'''
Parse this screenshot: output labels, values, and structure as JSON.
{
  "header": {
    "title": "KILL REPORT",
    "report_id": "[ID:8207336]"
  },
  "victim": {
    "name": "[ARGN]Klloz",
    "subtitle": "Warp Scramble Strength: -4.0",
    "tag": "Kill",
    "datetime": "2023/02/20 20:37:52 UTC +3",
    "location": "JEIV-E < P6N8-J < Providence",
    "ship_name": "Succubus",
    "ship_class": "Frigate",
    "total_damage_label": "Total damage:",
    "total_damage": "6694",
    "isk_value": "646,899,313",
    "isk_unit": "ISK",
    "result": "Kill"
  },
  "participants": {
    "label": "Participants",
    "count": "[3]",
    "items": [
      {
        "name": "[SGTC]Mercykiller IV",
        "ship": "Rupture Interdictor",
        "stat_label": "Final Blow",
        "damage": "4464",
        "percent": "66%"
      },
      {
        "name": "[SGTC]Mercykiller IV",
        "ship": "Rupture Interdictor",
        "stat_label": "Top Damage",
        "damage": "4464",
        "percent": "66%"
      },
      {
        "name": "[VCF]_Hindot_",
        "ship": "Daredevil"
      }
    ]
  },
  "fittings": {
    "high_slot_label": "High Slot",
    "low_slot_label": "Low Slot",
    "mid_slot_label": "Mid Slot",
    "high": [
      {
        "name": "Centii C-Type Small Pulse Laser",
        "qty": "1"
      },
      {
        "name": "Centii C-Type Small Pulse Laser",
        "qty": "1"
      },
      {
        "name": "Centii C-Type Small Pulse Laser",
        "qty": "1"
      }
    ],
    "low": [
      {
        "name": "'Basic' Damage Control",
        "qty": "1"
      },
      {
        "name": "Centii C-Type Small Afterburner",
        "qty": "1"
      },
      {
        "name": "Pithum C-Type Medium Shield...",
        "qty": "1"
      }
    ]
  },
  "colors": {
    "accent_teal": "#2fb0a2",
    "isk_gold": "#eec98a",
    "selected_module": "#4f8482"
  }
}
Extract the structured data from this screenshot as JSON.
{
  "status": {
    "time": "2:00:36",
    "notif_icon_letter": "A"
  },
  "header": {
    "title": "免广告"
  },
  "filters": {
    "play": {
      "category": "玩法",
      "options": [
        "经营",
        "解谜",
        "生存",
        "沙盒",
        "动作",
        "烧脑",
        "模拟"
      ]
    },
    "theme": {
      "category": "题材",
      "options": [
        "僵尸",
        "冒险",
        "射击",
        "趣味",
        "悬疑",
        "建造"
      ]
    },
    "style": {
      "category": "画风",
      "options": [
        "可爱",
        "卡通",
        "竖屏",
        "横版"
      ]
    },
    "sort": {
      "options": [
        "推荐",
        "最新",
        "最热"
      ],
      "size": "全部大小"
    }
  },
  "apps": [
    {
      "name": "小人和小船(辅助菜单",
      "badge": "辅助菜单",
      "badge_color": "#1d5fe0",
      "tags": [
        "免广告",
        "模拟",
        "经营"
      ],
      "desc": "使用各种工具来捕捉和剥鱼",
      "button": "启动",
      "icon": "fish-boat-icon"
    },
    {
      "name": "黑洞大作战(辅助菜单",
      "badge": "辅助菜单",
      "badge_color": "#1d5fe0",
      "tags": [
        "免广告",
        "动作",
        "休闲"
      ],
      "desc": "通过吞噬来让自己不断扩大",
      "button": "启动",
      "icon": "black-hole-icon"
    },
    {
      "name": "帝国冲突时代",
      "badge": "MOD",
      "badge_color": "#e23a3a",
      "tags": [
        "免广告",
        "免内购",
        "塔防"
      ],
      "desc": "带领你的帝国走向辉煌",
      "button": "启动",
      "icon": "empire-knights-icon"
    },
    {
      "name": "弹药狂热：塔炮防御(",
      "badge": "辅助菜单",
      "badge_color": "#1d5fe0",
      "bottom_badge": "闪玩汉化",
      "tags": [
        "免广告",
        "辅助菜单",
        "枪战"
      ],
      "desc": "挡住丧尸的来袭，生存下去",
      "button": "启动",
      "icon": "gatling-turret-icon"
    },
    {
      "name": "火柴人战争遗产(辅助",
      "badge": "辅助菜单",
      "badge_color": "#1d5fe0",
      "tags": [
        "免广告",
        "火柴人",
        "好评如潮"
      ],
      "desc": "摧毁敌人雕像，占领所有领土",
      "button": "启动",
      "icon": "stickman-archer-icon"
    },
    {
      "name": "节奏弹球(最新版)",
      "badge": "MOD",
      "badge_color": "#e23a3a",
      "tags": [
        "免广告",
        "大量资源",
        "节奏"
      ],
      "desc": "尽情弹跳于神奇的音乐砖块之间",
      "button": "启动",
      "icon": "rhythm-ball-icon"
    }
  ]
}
'''
- STATED GOAL:
Please reproduce each line exactly as written.

- ANSWER FOR THE TASK:
Parse this screenshot: output labels, values, and structure as JSON.
{
  "header": {
    "title": "KILL REPORT",
    "report_id": "[ID:8207336]"
  },
  "victim": {
    "name": "[ARGN]Klloz",
    "subtitle": "Warp Scramble Strength: -4.0",
    "tag": "Kill",
    "datetime": "2023/02/20 20:37:52 UTC +3",
    "location": "JEIV-E < P6N8-J < Providence",
    "ship_name": "Succubus",
    "ship_class": "Frigate",
    "total_damage_label": "Total damage:",
    "total_damage": "6694",
    "isk_value": "646,899,313",
    "isk_unit": "ISK",
    "result": "Kill"
  },
  "participants": {
    "label": "Participants",
    "count": "[3]",
    "items": [
      {
        "name": "[SGTC]Mercykiller IV",
        "ship": "Rupture Interdictor",
        "stat_label": "Final Blow",
        "damage": "4464",
        "percent": "66%"
      },
      {
        "name": "[SGTC]Mercykiller IV",
        "ship": "Rupture Interdictor",
        "stat_label": "Top Damage",
        "damage": "4464",
        "percent": "66%"
      },
      {
        "name": "[VCF]_Hindot_",
        "ship": "Daredevil"
      }
    ]
  },
  "fittings": {
    "high_slot_label": "High Slot",
    "low_slot_label": "Low Slot",
    "mid_slot_label": "Mid Slot",
    "high": [
      {
        "name": "Centii C-Type Small Pulse Laser",
        "qty": "1"
      },
      {
        "name": "Centii C-Type Small Pulse Laser",
        "qty": "1"
      },
      {
        "name": "Centii C-Type Small Pulse Laser",
        "qty": "1"
      }
    ],
    "low": [
      {
        "name": "'Basic' Damage Control",
        "qty": "1"
      },
      {
        "name": "Centii C-Type Small Afterburner",
        "qty": "1"
      },
      {
        "name": "Pithum C-Type Medium Shield...",
        "qty": "1"
      }
    ]
  },
  "colors": {
    "accent_teal": "#2fb0a2",
    "isk_gold": "#eec98a",
    "selected_module": "#4f8482"
  }
}
Extract the structured data from this screenshot as JSON.
{
  "status": {
    "time": "2:00:36",
    "notif_icon_letter": "A"
  },
  "header": {
    "title": "免广告"
  },
  "filters": {
    "play": {
      "category": "玩法",
      "options": [
        "经营",
        "解谜",
        "生存",
        "沙盒",
        "动作",
        "烧脑",
        "模拟"
      ]
    },
    "theme": {
      "category": "题材",
      "options": [
        "僵尸",
        "冒险",
        "射击",
        "趣味",
        "悬疑",
        "建造"
      ]
    },
    "style": {
      "category": "画风",
      "options": [
        "可爱",
        "卡通",
        "竖屏",
        "横版"
      ]
    },
    "sort": {
      "options": [
        "推荐",
        "最新",
        "最热"
      ],
      "size": "全部大小"
    }
  },
  "apps": [
    {
      "name": "小人和小船(辅助菜单",
      "badge": "辅助菜单",
      "badge_color": "#1d5fe0",
      "tags": [
        "免广告",
        "模拟",
        "经营"
      ],
      "desc": "使用各种工具来捕捉和剥鱼",
      "button": "启动",
      "icon": "fish-boat-icon"
    },
    {
      "name": "黑洞大作战(辅助菜单",
      "badge": "辅助菜单",
      "badge_color": "#1d5fe0",
      "tags": [
        "免广告",
        "动作",
        "休闲"
      ],
      "desc": "通过吞噬来让自己不断扩大",
      "button": "启动",
      "icon": "black-hole-icon"
    },
    {
      "name": "帝国冲突时代",
      "badge": "MOD",
      "badge_color": "#e23a3a",
      "tags": [
        "免广告",
        "免内购",
        "塔防"
      ],
      "desc": "带领你的帝国走向辉煌",
      "button": "启动",
      "icon": "empire-knights-icon"
    },
    {
      "name": "弹药狂热：塔炮防御(",
      "badge": "辅助菜单",
      "badge_color": "#1d5fe0",
      "bottom_badge": "闪玩汉化",
      "tags": [
        "免广告",
        "辅助菜单",
        "枪战"
      ],
      "desc": "挡住丧尸的来袭，生存下去",
      "button": "启动",
      "icon": "gatling-turret-icon"
    },
    {
      "name": "火柴人战争遗产(辅助",
      "badge": "辅助菜单",
      "badge_color": "#1d5fe0",
      "tags": [
        "免广告",
        "火柴人",
        "好评如潮"
      ],
      "desc": "摧毁敌人雕像，占领所有领土",
      "button": "启动",
      "icon": "stickman-archer-icon"
    },
    {
      "name": "节奏弹球(最新版)",
      "badge": "MOD",
      "badge_color": "#e23a3a",
      "tags": [
        "免广告",
        "大量资源",
        "节奏"
      ],
      "desc": "尽情弹跳于神奇的音乐砖块之间",
      "button": "启动",
      "icon": "rhythm-ball-icon"
    }
  ]
}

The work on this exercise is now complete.